§ YOUR TASK:
Work out the number of lines in the listing that include the string "nước". Reply with that number alone.

:: INPUT RECORDS ::

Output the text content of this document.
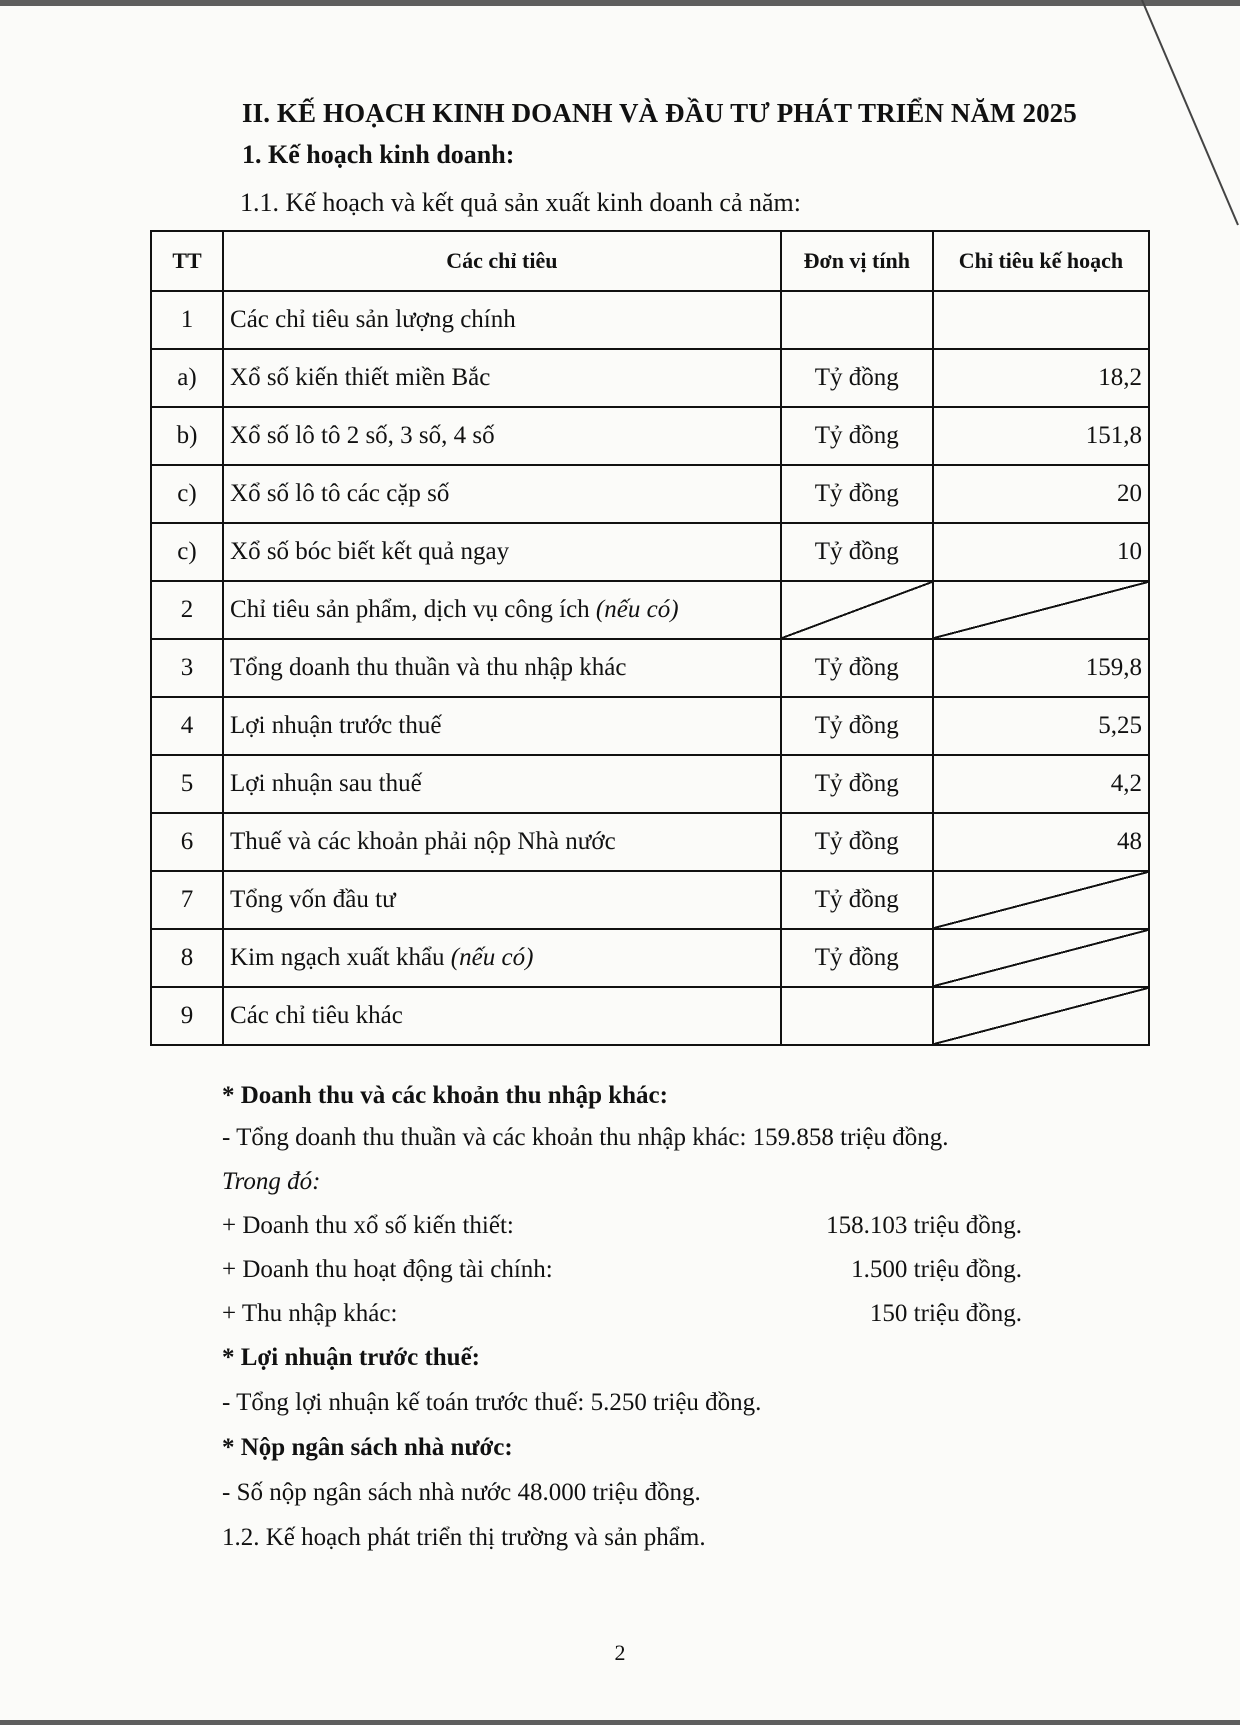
II. KẾ HOẠCH KINH DOANH VÀ ĐẦU TƯ PHÁT TRIỂN NĂM 2025
1. Kế hoạch kinh doanh:
1.1. Kế hoạch và kết quả sản xuất kinh doanh cả năm:
TT	Các chỉ tiêu	Đơn vị tính	Chỉ tiêu kế hoạch
1	Các chỉ tiêu sản lượng chính		
a)	Xổ số kiến thiết miền Bắc	Tỷ đồng	18,2
b)	Xổ số lô tô 2 số, 3 số, 4 số	Tỷ đồng	151,8
c)	Xổ số lô tô các cặp số	Tỷ đồng	20
c)	Xổ số bóc biết kết quả ngay	Tỷ đồng	10
2	Chỉ tiêu sản phẩm, dịch vụ công ích (nếu có)		
3	Tổng doanh thu thuần và thu nhập khác	Tỷ đồng	159,8
4	Lợi nhuận trước thuế	Tỷ đồng	5,25
5	Lợi nhuận sau thuế	Tỷ đồng	4,2
6	Thuế và các khoản phải nộp Nhà nước	Tỷ đồng	48
7	Tổng vốn đầu tư	Tỷ đồng	
8	Kim ngạch xuất khẩu (nếu có)	Tỷ đồng	
9	Các chỉ tiêu khác		
* Doanh thu và các khoản thu nhập khác:
- Tổng doanh thu thuần và các khoản thu nhập khác: 159.858 triệu đồng.
Trong đó:
+ Doanh thu xổ số kiến thiết:	158.103 triệu đồng.
+ Doanh thu hoạt động tài chính:	1.500 triệu đồng.
+ Thu nhập khác:	150 triệu đồng.
* Lợi nhuận trước thuế:
- Tổng lợi nhuận kế toán trước thuế: 5.250 triệu đồng.
* Nộp ngân sách nhà nước:
- Số nộp ngân sách nhà nước 48.000 triệu đồng.
1.2. Kế hoạch phát triển thị trường và sản phẩm.
2
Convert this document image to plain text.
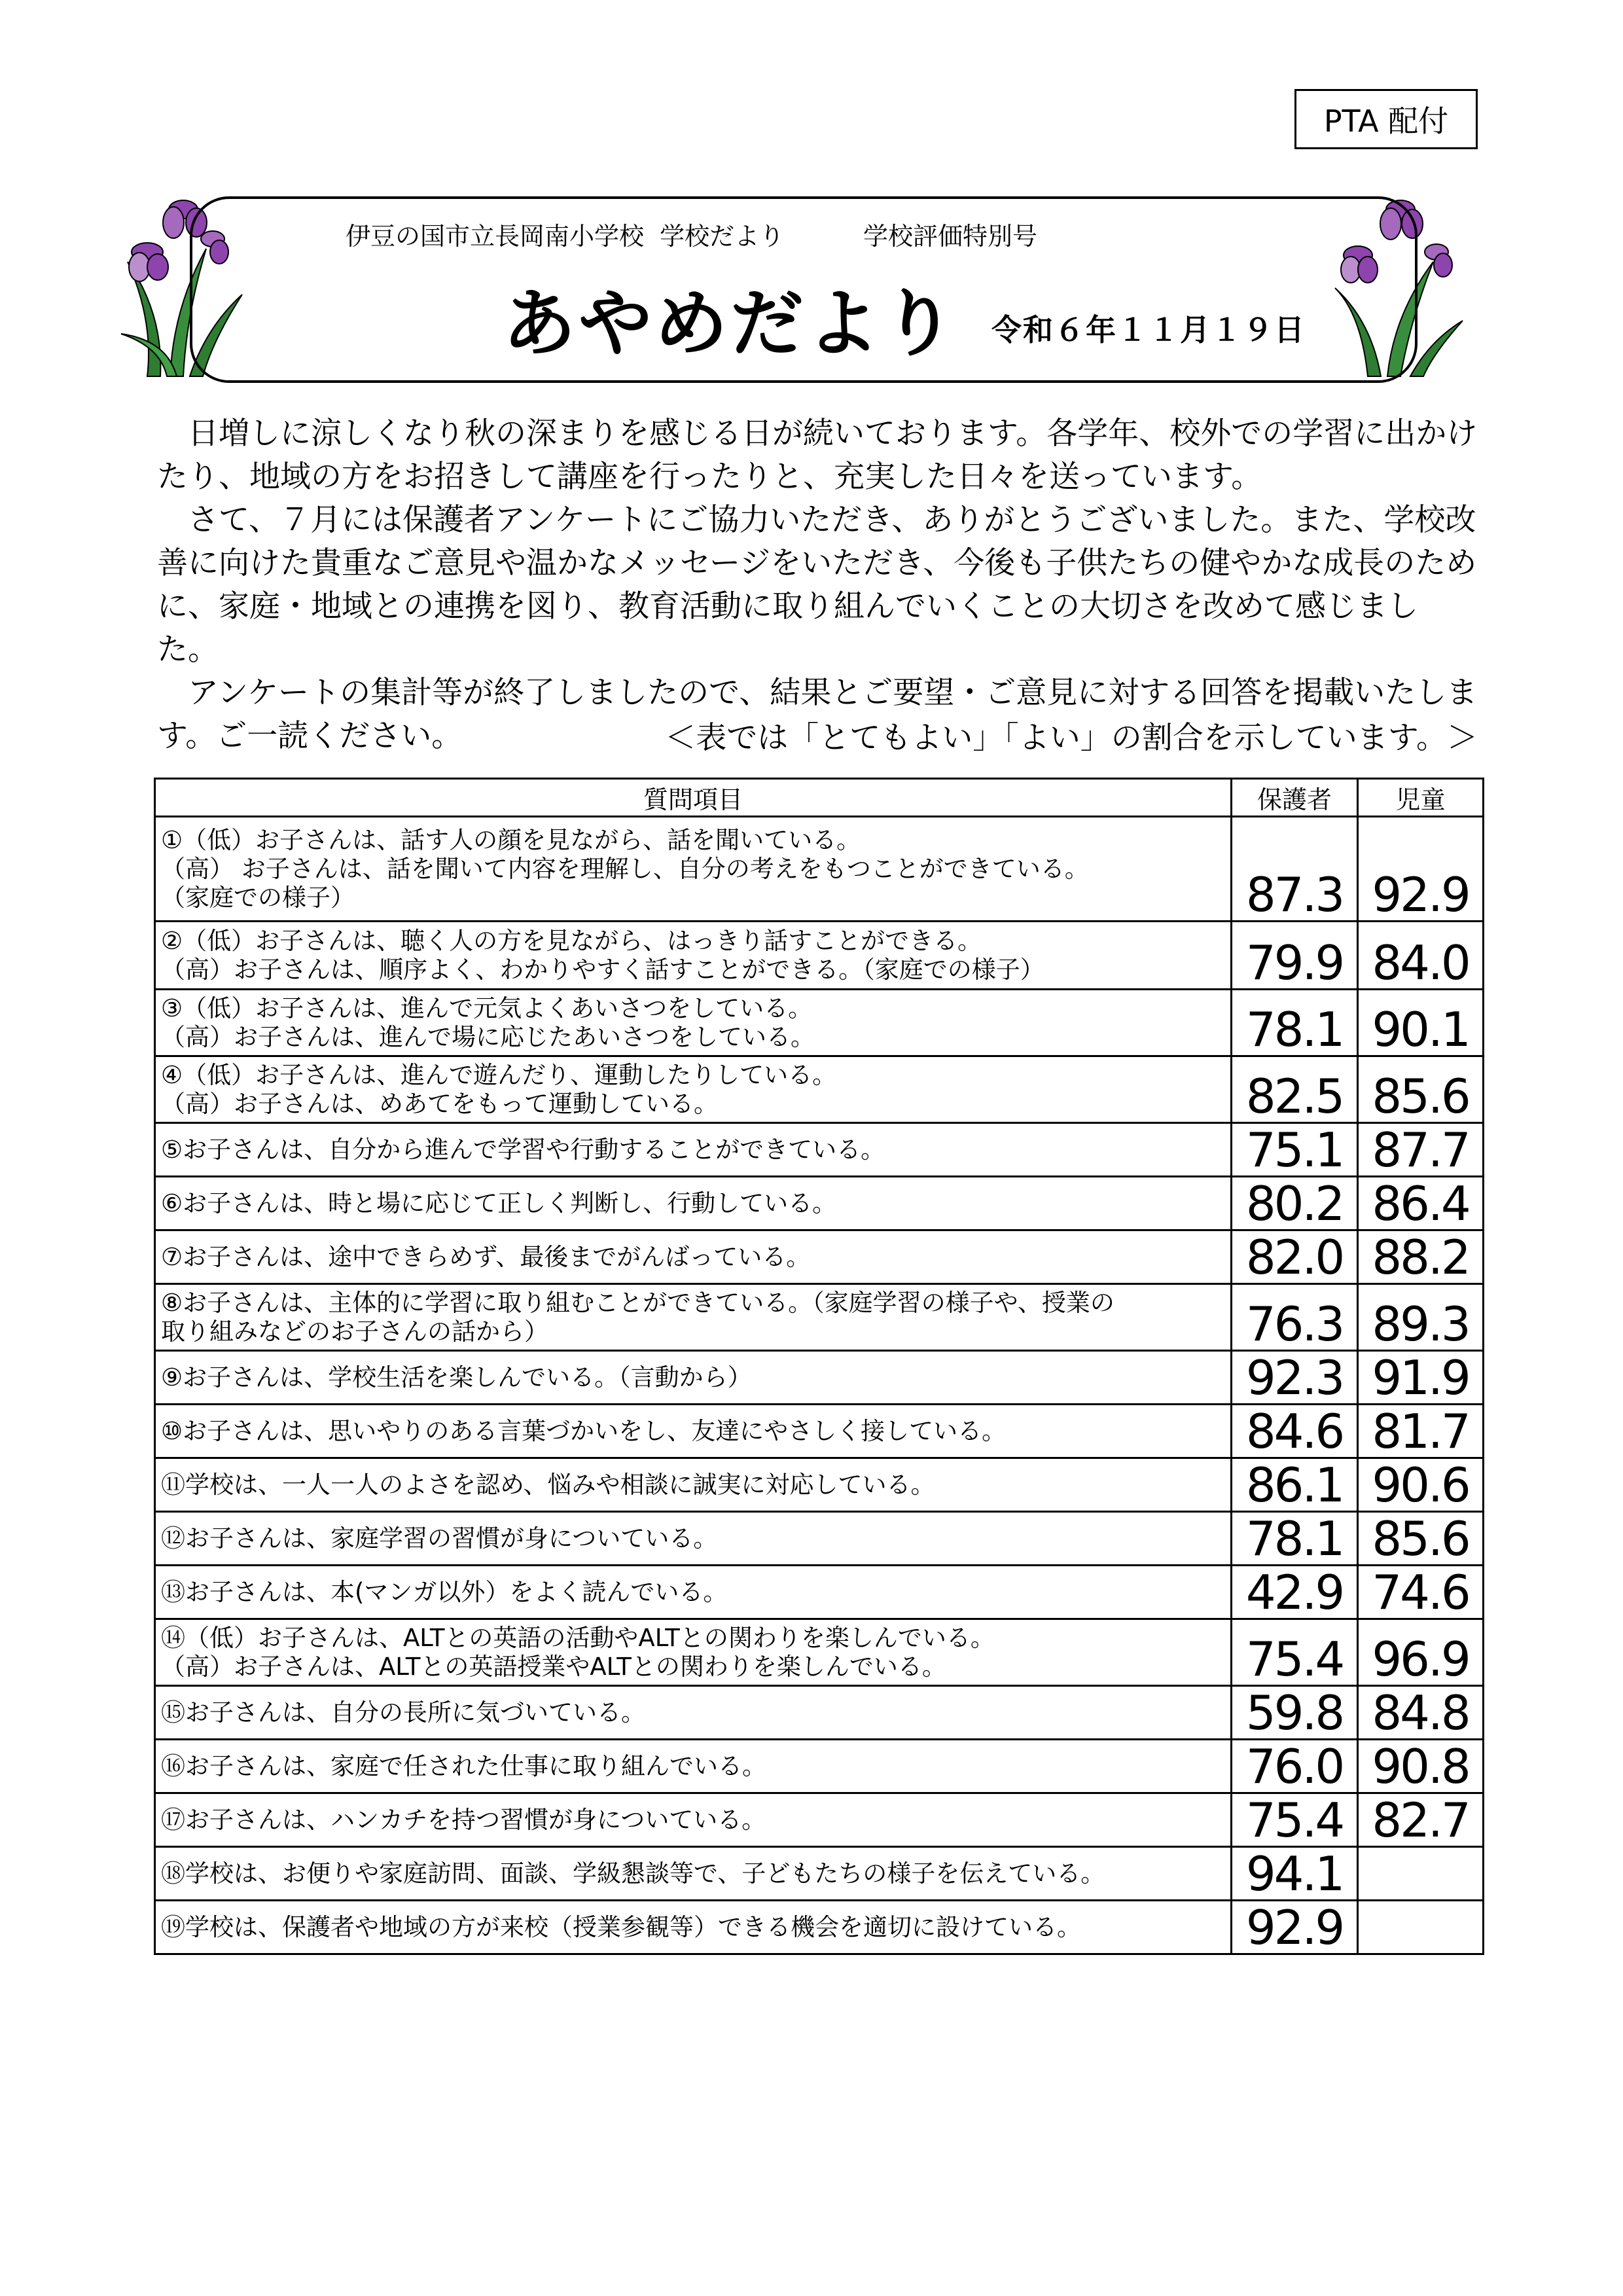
PTA 配付
伊豆の国市立長岡南小学校  学校だより	学校評価特別号
あやめだより 令和６年１１月１９日

日増しに涼しくなり秋の深まりを感じる日が続いております。各学年、校外での学習に出かけたり、地域の方をお招きして講座を行ったりと、充実した日々を送っています。

さて、７月には保護者アンケートにご協力いただき、ありがとうございました。また、学校改善に向けた貴重なご意見や温かなメッセージをいただき、今後も子供たちの健やかな成長のために、家庭・地域との連携を図り、教育活動に取り組んでいくことの大切さを改めて感じました。

アンケートの集計等が終了しましたので、結果とご要望・ご意見に対する回答を掲載いたします。ご一読ください。	＜表では「とてもよい」「よい」の割合を示しています。＞
質問項目	保護者	児童

①（低）お子さんは、話す人の顔を見ながら、話を聞いている。
（高） お子さんは、話を聞いて内容を理解し、自分の考えをもつことができている。
（家庭での様子）	87.3	92.9

②（低）お子さんは、聴く人の方を見ながら、はっきり話すことができる。
（高）お子さんは、順序よく、わかりやすく話すことができる。（家庭での様子）	79.9	84.0

③（低）お子さんは、進んで元気よくあいさつをしている。
（高）お子さんは、進んで場に応じたあいさつをしている。	78.1	90.1

④（低）お子さんは、進んで遊んだり、運動したりしている。
（高）お子さんは、めあてをもって運動している。	82.5	85.6

⑤お子さんは、自分から進んで学習や行動することができている。	75.1	87.7

⑥お子さんは、時と場に応じて正しく判断し、行動している。	80.2	86.4

⑦お子さんは、途中できらめず、最後までがんばっている。	82.0	88.2

⑧お子さんは、主体的に学習に取り組むことができている。（家庭学習の様子や、授業の
取り組みなどのお子さんの話から）	76.3	89.3

⑨お子さんは、学校生活を楽しんでいる。（言動から）	92.3	91.9

⑩お子さんは、思いやりのある言葉づかいをし、友達にやさしく接している。	84.6	81.7

⑪学校は、一人一人のよさを認め、悩みや相談に誠実に対応している。	86.1	90.6

⑫お子さんは、家庭学習の習慣が身についている。	78.1	85.6

⑬お子さんは、本(マンガ以外）をよく読んでいる。	42.9	74.6

⑭（低）お子さんは、ALTとの英語の活動やALTとの関わりを楽しんでいる。
（高）お子さんは、ALTとの英語授業やALTとの関わりを楽しんでいる。	75.4	96.9

⑮お子さんは、自分の長所に気づいている。	59.8	84.8

⑯お子さんは、家庭で任された仕事に取り組んでいる。	76.0	90.8

⑰お子さんは、ハンカチを持つ習慣が身についている。	75.4	82.7

⑱学校は、お便りや家庭訪問、面談、学級懇談等で、子どもたちの様子を伝えている。	94.1	

⑲学校は、保護者や地域の方が来校（授業参観等）できる機会を適切に設けている。	92.9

:::

§ TASK OUTPUT:
3